>>>>>

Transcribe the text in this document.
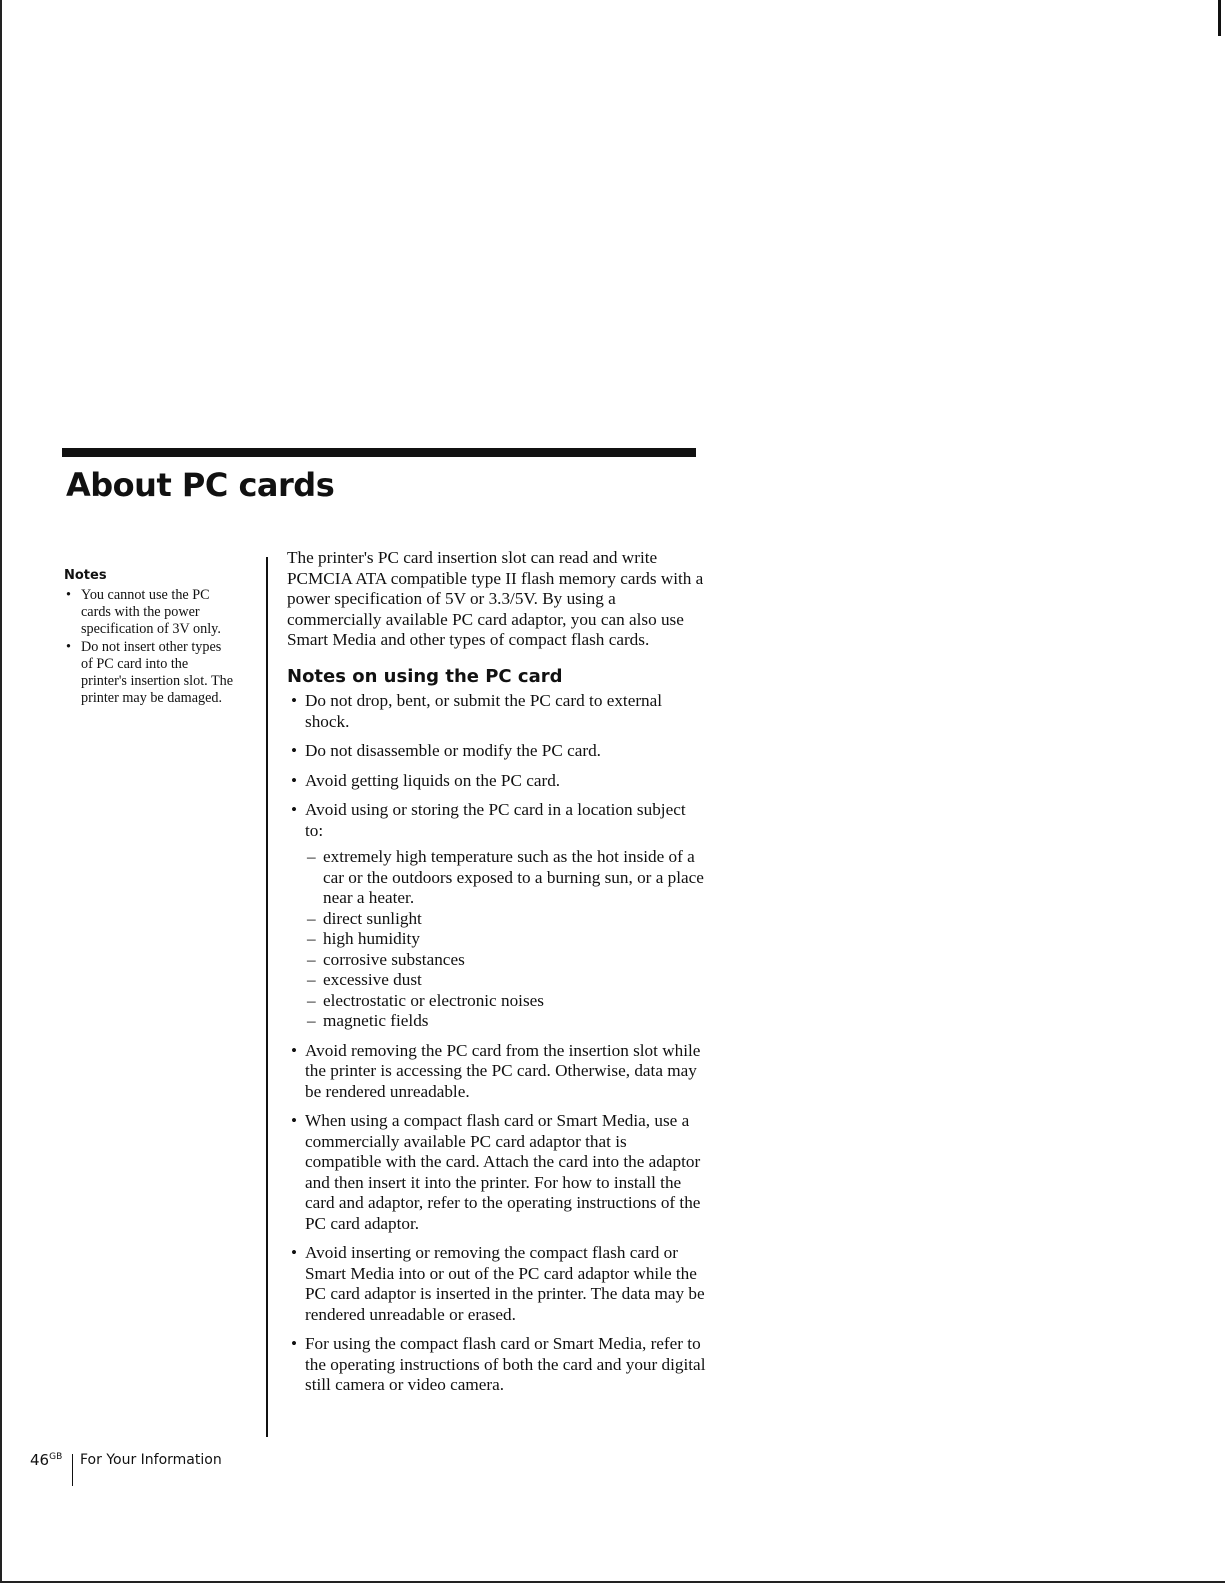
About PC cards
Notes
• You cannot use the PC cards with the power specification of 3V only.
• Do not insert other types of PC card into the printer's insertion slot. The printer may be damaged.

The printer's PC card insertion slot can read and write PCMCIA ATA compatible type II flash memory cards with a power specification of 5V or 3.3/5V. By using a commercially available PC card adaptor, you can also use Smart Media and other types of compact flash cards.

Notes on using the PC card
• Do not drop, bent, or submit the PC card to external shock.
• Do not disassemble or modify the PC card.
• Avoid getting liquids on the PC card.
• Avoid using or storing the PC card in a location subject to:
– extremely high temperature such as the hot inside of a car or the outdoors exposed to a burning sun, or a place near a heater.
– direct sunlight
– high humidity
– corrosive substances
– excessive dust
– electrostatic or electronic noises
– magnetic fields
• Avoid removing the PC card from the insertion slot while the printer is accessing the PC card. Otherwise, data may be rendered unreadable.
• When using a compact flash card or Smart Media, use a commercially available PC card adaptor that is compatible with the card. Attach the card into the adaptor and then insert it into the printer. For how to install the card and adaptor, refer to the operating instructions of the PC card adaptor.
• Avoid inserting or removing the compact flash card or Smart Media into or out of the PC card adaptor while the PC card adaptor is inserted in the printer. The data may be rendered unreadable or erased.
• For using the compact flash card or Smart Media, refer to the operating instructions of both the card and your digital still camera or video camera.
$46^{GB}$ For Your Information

<<<<<
>>>>>

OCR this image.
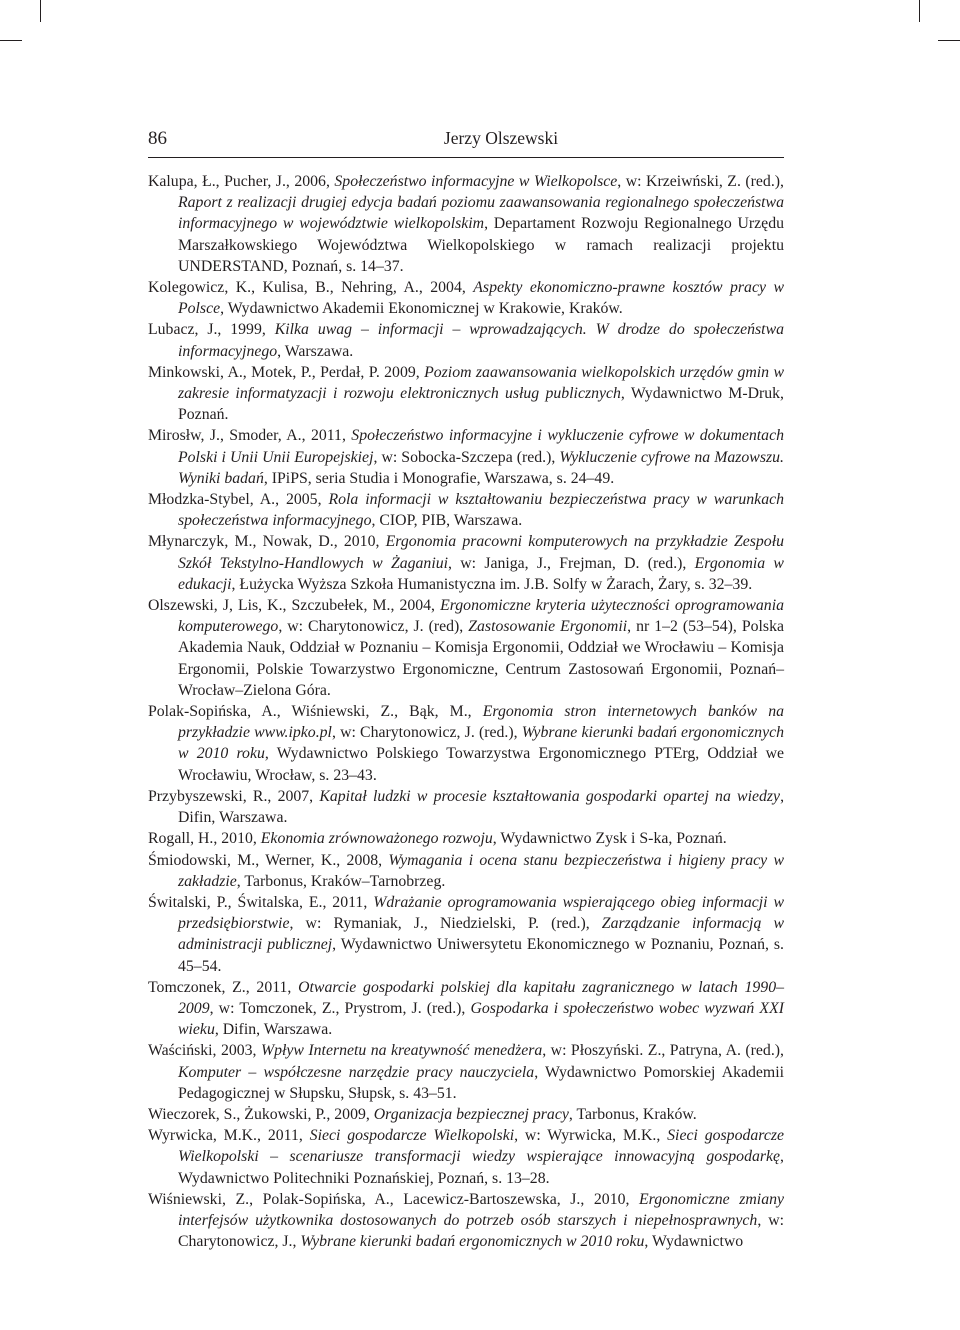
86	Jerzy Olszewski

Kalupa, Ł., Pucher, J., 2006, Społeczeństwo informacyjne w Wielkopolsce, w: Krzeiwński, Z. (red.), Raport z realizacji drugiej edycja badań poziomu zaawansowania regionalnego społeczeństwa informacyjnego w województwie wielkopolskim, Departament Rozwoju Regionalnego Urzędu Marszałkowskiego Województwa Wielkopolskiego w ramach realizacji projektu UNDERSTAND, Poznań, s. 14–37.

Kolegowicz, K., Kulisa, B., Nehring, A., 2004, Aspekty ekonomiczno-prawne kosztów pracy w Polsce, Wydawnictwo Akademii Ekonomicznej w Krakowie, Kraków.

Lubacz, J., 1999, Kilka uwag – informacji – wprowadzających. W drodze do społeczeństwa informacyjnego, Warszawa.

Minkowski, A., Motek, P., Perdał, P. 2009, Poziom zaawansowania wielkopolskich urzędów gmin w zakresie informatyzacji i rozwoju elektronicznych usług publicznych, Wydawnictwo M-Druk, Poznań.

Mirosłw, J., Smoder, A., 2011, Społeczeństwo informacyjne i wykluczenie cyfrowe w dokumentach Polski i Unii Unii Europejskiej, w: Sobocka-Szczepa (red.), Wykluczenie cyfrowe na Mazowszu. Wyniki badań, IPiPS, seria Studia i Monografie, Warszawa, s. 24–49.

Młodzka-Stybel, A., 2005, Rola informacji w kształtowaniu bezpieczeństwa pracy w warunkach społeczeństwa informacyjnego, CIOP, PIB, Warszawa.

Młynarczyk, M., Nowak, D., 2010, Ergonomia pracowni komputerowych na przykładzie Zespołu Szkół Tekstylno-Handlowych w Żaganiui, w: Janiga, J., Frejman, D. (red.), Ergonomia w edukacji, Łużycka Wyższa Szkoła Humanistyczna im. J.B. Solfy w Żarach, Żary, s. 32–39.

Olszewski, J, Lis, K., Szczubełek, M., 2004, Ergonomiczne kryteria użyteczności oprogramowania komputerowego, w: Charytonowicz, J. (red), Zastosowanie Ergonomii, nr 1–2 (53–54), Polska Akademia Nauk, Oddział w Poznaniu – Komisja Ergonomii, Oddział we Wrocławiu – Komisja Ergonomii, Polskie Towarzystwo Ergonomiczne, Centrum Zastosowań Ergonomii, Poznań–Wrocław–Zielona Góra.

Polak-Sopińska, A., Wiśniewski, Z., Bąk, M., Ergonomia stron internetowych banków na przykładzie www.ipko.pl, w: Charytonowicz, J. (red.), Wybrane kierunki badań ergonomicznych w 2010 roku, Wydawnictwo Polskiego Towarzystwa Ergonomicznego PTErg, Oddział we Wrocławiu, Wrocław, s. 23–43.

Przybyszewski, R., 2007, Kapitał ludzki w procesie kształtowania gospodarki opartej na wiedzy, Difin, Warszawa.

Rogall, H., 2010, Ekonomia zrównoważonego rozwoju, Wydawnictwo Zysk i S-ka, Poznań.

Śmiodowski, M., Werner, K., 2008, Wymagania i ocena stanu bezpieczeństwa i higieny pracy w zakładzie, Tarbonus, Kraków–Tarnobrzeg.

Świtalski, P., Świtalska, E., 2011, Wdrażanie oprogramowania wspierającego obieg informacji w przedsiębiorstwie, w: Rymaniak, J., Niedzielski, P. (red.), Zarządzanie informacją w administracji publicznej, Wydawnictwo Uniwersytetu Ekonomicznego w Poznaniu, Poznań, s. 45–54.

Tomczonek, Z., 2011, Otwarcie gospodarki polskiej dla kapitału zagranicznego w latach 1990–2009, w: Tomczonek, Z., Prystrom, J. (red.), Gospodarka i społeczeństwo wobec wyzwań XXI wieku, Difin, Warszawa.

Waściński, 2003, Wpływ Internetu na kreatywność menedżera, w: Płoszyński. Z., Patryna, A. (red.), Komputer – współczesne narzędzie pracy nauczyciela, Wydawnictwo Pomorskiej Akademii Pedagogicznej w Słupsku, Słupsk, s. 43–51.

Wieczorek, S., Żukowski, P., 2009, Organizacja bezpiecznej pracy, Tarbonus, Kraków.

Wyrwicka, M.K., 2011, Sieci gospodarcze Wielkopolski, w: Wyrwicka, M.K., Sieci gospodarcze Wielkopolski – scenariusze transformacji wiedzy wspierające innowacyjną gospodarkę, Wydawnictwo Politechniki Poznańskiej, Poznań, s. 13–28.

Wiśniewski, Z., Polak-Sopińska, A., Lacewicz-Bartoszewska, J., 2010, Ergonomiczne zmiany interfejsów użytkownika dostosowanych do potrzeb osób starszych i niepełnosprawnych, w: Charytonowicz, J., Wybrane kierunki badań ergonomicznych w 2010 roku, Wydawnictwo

<<<<<

• [Task]: Identify the lines of the data that contain the word "Wydawnictwo". Copy each of them.

• [Final result]:
Kolegowicz, K., Kulisa, B., Nehring, A., 2004, Aspekty ekonomiczno-prawne kosztów pracy w Polsce, Wydawnictwo Akademii Ekonomicznej w Krakowie, Kraków.
Minkowski, A., Motek, P., Perdał, P. 2009, Poziom zaawansowania wielkopolskich urzędów gmin w zakresie informatyzacji i rozwoju elektronicznych usług publicznych, Wydawnictwo M-Druk, Poznań.
Polak-Sopińska, A., Wiśniewski, Z., Bąk, M., Ergonomia stron internetowych banków na przykładzie www.ipko.pl, w: Charytonowicz, J. (red.), Wybrane kierunki badań ergonomicznych w 2010 roku, Wydawnictwo Polskiego Towarzystwa Ergonomicznego PTErg, Oddział we Wrocławiu, Wrocław, s. 23–43.
Rogall, H., 2010, Ekonomia zrównoważonego rozwoju, Wydawnictwo Zysk i S-ka, Poznań.
Świtalski, P., Świtalska, E., 2011, Wdrażanie oprogramowania wspierającego obieg informacji w przedsiębiorstwie, w: Rymaniak, J., Niedzielski, P. (red.), Zarządzanie informacją w administracji publicznej, Wydawnictwo Uniwersytetu Ekonomicznego w Poznaniu, Poznań, s. 45–54.
Waściński, 2003, Wpływ Internetu na kreatywność menedżera, w: Płoszyński. Z., Patryna, A. (red.), Komputer – współczesne narzędzie pracy nauczyciela, Wydawnictwo Pomorskiej Akademii Pedagogicznej w Słupsku, Słupsk, s. 43–51.
Wyrwicka, M.K., 2011, Sieci gospodarcze Wielkopolski, w: Wyrwicka, M.K., Sieci gospodarcze Wielkopolski – scenariusze transformacji wiedzy wspierające innowacyjną gospodarkę, Wydawnictwo Politechniki Poznańskiej, Poznań, s. 13–28.
Wiśniewski, Z., Polak-Sopińska, A., Lacewicz-Bartoszewska, J., 2010, Ergonomiczne zmiany interfejsów użytkownika dostosowanych do potrzeb osób starszych i niepełnosprawnych, w: Charytonowicz, J., Wybrane kierunki badań ergonomicznych w 2010 roku, Wydawnictwo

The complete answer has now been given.